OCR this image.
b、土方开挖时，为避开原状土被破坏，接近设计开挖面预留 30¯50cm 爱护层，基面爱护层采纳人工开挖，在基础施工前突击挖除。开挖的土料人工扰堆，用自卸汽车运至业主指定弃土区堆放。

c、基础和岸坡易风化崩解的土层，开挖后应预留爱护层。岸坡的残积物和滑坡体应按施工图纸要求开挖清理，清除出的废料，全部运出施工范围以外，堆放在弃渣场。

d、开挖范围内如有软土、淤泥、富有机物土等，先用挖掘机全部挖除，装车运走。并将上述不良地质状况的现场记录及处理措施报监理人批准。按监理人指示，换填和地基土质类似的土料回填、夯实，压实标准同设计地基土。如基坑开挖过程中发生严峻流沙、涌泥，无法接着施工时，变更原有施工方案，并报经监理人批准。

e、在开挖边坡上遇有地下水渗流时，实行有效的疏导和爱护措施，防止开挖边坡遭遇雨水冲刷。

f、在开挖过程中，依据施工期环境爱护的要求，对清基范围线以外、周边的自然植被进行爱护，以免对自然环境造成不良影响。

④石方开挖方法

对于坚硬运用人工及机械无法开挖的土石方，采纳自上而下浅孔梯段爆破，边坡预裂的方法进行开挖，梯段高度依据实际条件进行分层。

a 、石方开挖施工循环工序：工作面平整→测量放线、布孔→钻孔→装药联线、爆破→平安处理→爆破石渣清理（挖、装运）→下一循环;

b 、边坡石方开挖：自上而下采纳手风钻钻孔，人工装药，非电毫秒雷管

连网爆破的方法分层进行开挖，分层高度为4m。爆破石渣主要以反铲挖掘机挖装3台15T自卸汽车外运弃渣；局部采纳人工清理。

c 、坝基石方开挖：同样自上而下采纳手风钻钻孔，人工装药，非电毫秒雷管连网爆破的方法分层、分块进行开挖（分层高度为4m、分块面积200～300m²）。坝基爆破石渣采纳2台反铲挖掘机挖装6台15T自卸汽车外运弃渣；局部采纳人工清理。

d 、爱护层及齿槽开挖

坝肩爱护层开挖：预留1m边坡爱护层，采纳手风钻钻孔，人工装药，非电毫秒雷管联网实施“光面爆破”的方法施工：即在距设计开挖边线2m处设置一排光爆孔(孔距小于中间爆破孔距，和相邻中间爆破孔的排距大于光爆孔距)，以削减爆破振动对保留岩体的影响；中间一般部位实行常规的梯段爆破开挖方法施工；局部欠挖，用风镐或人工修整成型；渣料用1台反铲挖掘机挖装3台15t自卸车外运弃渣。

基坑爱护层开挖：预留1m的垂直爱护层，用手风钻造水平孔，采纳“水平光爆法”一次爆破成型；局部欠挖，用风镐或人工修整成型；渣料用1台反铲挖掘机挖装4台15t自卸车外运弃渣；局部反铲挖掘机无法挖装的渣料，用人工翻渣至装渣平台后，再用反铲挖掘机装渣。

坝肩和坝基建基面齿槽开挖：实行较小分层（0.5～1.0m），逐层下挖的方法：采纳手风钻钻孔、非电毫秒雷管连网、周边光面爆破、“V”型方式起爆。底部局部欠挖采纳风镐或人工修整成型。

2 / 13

######

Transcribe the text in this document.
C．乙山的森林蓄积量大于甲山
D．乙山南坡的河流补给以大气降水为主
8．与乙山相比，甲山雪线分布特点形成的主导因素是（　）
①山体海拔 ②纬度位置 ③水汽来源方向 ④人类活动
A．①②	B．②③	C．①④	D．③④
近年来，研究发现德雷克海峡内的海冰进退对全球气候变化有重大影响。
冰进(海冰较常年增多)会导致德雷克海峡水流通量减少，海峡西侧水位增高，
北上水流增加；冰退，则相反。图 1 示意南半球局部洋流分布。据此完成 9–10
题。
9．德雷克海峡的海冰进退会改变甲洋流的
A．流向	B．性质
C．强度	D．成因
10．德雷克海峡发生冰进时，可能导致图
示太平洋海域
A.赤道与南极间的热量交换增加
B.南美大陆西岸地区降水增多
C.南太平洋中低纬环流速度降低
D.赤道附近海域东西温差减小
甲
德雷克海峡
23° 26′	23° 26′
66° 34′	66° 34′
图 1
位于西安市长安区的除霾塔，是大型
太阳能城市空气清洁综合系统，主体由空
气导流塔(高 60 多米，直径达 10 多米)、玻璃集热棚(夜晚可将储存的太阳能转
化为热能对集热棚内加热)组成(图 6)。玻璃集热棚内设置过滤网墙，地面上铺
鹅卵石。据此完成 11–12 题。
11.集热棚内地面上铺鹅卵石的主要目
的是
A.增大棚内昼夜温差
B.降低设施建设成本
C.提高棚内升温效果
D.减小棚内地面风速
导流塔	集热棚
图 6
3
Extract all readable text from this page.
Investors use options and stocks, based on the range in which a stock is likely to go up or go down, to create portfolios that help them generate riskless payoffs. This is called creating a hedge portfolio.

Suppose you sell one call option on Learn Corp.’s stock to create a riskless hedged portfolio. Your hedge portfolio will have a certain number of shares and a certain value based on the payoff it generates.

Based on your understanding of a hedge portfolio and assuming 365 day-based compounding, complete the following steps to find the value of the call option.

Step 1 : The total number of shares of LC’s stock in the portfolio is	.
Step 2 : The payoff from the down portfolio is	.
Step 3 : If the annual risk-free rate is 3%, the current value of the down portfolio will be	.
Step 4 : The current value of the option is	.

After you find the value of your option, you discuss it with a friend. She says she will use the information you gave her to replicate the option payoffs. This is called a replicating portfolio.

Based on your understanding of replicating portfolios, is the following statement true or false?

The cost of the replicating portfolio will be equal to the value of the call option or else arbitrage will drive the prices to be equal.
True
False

######

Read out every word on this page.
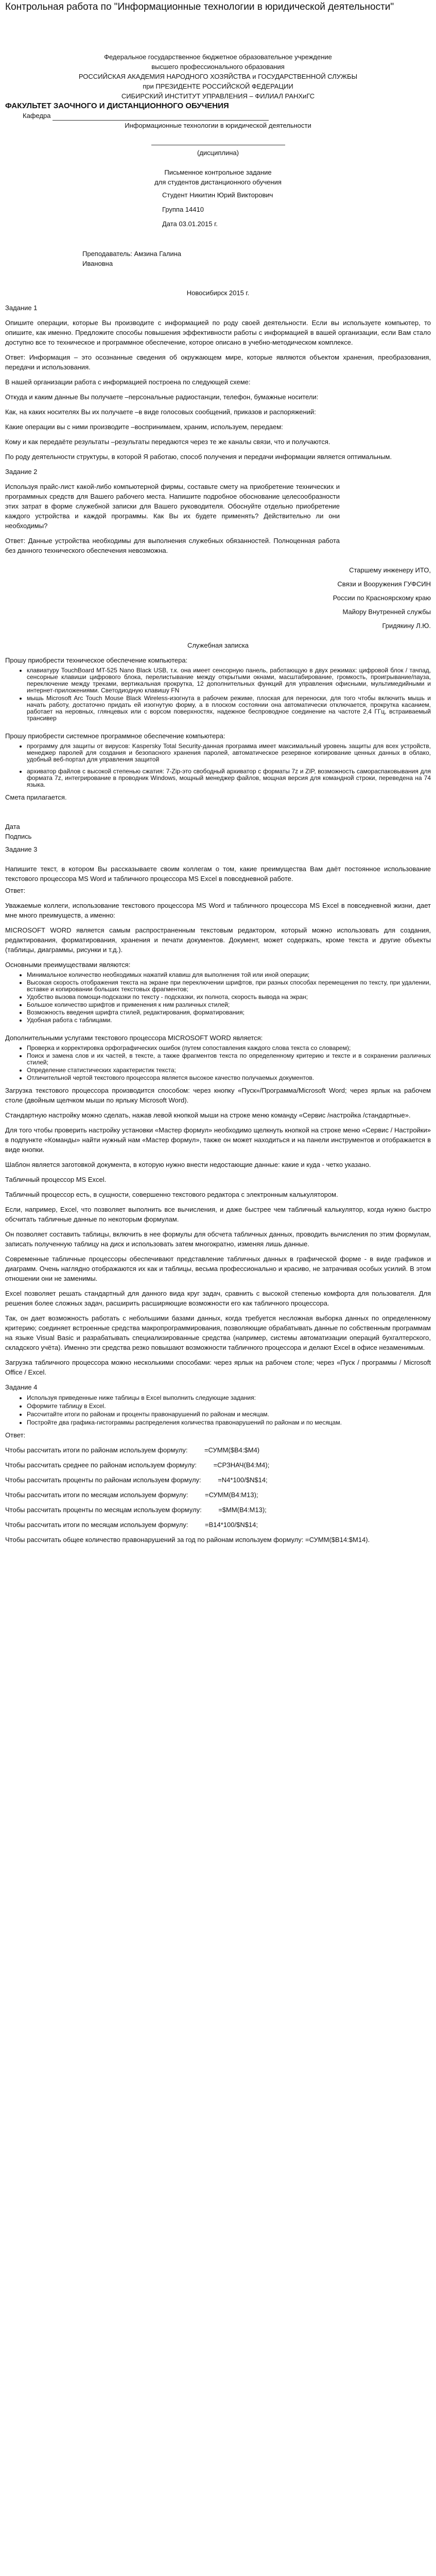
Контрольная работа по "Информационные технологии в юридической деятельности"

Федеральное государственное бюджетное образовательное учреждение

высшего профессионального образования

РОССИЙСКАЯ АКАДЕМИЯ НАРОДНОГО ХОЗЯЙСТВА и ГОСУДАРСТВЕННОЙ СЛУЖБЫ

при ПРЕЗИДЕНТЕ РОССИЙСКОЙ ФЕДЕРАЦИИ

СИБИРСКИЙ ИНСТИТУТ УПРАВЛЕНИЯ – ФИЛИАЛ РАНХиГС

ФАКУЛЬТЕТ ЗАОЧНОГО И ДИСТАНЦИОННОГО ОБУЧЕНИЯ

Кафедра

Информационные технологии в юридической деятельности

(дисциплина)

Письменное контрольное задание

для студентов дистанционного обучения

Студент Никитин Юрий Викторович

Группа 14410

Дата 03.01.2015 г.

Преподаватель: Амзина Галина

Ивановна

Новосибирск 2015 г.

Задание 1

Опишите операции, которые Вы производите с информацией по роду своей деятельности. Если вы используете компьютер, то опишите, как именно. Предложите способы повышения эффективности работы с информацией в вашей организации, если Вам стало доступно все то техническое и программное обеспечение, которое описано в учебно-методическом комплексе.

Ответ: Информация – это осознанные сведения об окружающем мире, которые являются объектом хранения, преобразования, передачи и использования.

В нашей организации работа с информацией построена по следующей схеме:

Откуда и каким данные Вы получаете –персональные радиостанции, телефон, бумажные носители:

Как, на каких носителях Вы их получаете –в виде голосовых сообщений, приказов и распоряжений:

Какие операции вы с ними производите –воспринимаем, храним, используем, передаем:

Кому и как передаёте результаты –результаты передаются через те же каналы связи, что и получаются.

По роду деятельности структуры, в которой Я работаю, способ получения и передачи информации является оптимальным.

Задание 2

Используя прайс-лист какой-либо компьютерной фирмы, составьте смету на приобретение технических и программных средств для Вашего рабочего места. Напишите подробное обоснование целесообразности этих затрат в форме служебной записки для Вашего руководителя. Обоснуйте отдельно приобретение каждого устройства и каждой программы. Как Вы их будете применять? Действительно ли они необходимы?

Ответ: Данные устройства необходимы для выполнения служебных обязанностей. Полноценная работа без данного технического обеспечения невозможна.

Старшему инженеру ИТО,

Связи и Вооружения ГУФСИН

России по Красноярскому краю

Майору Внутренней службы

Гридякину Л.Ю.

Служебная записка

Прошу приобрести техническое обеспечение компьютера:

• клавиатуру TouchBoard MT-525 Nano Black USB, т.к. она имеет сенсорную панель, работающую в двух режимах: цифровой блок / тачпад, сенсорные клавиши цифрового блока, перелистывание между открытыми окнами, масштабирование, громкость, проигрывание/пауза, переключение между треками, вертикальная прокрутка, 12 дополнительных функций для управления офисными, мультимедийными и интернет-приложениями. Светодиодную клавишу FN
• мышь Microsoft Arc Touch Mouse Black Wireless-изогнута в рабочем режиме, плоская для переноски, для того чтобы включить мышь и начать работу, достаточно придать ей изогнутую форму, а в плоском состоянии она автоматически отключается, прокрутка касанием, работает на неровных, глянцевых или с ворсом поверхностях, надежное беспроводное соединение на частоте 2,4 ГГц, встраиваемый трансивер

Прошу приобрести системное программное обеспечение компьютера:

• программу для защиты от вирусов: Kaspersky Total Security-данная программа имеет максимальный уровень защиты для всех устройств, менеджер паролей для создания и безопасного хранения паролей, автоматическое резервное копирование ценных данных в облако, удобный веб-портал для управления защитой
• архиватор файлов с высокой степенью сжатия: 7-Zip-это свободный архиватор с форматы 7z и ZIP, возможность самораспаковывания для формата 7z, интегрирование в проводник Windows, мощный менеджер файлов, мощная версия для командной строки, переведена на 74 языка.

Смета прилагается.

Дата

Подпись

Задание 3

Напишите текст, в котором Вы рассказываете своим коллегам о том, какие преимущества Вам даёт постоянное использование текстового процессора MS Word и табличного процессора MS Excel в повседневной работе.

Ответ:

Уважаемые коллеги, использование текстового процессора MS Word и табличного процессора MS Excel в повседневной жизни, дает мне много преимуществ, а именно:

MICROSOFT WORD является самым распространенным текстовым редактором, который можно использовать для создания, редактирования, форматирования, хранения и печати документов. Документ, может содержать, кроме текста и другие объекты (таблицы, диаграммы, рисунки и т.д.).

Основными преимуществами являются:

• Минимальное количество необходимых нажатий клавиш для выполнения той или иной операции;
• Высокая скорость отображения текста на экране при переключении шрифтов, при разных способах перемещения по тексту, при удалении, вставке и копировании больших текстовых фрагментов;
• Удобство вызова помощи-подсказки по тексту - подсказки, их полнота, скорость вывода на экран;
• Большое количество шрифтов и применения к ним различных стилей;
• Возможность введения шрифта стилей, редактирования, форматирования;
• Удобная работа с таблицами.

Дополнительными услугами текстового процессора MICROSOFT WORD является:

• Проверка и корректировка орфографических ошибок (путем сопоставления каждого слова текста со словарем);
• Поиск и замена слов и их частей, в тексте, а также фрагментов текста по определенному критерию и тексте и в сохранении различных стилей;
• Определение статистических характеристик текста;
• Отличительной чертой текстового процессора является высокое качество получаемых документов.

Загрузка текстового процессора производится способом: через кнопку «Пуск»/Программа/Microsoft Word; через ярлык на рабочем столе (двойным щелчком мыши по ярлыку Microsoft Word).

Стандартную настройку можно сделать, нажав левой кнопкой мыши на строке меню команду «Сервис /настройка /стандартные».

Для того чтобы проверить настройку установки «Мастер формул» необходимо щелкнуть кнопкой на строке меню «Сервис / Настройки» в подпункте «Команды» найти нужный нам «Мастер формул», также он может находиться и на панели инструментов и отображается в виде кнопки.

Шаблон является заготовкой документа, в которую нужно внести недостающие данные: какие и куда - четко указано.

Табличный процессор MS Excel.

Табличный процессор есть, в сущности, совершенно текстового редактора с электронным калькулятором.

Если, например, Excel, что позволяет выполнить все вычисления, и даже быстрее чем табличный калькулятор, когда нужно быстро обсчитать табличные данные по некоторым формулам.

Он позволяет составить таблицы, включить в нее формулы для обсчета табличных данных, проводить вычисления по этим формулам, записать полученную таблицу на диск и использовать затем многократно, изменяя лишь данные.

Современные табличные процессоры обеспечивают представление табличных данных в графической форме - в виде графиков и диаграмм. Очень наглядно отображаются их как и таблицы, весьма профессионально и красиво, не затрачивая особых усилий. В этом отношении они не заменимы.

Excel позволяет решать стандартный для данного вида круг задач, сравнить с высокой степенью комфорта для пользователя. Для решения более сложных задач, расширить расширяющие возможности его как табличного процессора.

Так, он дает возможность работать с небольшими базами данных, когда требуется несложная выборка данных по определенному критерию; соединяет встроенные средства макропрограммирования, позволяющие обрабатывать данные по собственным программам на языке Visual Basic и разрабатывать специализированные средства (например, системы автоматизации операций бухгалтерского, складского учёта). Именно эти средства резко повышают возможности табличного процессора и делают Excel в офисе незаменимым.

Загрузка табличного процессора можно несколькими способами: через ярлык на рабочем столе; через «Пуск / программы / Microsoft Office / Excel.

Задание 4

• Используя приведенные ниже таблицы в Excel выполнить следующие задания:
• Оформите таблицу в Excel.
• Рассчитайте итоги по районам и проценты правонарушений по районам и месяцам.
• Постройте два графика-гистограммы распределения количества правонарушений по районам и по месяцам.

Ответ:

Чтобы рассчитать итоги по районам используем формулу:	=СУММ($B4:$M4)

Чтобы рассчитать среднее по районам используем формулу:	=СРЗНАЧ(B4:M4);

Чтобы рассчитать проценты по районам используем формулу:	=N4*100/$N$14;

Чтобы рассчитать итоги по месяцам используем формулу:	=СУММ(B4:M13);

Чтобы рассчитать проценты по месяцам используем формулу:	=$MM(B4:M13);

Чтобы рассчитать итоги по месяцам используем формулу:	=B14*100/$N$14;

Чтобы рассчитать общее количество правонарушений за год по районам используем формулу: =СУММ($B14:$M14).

######

Stated exercise >>
Say how many lines of the data include the word "will". Nothing other than the number should be given.

Answer in full >>
4